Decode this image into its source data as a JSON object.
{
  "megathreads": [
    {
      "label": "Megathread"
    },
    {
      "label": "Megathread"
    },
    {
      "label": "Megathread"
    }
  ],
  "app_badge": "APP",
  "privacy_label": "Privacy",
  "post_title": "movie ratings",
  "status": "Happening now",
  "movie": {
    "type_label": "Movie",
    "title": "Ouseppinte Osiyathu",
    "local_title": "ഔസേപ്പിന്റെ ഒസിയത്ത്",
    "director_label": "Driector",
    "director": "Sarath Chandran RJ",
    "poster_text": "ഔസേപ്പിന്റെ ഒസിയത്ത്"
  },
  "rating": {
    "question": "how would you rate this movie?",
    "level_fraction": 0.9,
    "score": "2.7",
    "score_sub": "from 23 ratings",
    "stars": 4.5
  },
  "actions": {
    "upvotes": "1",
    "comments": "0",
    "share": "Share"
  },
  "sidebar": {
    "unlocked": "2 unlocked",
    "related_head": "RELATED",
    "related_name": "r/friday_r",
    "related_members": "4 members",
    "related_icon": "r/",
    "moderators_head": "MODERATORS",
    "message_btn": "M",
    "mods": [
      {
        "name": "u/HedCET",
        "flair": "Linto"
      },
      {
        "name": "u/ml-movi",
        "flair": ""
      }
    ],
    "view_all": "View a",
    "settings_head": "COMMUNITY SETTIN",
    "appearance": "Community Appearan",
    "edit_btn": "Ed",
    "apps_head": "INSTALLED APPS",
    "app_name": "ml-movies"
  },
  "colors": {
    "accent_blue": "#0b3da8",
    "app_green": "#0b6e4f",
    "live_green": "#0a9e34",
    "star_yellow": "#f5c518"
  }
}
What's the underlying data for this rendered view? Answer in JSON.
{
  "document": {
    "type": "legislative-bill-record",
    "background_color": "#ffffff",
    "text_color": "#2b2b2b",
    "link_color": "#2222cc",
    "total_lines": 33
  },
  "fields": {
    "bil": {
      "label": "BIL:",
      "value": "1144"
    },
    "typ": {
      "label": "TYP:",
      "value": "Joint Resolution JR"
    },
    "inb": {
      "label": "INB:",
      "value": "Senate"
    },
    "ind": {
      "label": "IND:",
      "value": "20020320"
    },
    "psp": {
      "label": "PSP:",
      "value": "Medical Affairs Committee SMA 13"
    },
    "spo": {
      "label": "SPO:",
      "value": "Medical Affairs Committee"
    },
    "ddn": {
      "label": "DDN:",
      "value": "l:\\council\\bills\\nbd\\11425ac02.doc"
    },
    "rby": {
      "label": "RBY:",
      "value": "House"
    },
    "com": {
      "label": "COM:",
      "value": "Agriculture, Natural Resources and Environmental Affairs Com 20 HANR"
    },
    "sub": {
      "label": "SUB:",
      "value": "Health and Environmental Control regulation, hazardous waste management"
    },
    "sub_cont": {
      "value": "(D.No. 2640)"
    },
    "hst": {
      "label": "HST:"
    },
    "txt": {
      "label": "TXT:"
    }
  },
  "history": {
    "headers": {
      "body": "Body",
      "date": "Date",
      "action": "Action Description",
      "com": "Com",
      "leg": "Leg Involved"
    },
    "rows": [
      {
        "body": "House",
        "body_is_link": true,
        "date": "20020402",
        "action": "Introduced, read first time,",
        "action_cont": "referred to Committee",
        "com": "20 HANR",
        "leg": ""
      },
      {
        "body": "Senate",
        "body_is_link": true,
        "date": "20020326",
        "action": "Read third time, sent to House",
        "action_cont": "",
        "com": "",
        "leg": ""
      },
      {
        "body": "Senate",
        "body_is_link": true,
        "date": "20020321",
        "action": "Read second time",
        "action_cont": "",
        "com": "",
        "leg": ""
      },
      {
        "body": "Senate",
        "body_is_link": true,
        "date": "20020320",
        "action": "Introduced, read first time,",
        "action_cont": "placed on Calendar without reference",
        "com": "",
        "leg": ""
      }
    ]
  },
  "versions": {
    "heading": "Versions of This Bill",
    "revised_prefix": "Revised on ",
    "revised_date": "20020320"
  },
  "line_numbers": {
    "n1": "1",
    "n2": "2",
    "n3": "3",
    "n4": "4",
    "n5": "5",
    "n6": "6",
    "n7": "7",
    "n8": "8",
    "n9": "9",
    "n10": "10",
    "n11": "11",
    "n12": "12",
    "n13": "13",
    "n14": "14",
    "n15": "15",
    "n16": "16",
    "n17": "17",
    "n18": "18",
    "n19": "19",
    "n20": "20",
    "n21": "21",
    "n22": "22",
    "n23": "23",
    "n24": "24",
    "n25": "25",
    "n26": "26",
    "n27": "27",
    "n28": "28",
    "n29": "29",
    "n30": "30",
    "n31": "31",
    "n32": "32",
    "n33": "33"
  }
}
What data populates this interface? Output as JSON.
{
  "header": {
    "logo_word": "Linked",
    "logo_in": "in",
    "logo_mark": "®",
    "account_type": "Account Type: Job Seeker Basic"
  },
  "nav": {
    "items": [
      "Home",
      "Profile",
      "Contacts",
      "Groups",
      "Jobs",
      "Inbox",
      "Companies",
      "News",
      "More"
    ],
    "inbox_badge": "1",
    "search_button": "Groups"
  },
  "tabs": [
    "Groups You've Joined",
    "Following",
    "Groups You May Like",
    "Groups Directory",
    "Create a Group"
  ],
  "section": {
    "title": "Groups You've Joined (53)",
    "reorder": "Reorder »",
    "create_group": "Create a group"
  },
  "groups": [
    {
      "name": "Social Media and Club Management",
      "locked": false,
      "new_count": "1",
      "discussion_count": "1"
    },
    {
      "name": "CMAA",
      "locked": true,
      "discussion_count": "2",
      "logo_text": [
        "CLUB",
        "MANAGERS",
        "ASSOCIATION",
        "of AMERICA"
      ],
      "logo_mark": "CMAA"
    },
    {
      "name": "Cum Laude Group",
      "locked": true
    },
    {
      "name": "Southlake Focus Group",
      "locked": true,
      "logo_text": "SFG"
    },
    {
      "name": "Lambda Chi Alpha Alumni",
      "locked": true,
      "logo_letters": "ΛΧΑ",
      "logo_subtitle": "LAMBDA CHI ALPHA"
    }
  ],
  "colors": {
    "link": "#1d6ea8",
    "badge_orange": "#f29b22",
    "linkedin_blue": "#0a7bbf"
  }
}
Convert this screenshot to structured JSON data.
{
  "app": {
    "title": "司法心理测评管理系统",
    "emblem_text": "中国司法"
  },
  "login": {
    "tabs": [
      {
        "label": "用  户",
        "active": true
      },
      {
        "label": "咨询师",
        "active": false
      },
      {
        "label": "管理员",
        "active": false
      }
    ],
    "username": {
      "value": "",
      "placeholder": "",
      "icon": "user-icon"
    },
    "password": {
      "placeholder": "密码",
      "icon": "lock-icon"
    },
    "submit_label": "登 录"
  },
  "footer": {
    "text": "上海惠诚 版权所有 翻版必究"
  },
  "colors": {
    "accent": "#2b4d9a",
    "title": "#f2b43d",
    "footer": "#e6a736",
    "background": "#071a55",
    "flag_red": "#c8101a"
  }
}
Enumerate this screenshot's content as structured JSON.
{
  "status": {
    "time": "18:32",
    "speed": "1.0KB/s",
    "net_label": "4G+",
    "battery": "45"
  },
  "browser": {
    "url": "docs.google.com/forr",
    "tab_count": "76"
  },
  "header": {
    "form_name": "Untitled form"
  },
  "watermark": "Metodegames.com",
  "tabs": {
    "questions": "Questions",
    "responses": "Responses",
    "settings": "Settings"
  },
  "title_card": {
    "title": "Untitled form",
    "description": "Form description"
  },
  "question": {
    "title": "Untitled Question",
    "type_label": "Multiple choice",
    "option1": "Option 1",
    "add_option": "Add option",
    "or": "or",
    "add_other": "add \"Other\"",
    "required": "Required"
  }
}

▶ [Work to be completed] Which lines above contain the word "House"? Copy each of them.

▶ [Complete answer]
      "value": "House"
        "body": "House",
        "action": "Read third time, sent to House",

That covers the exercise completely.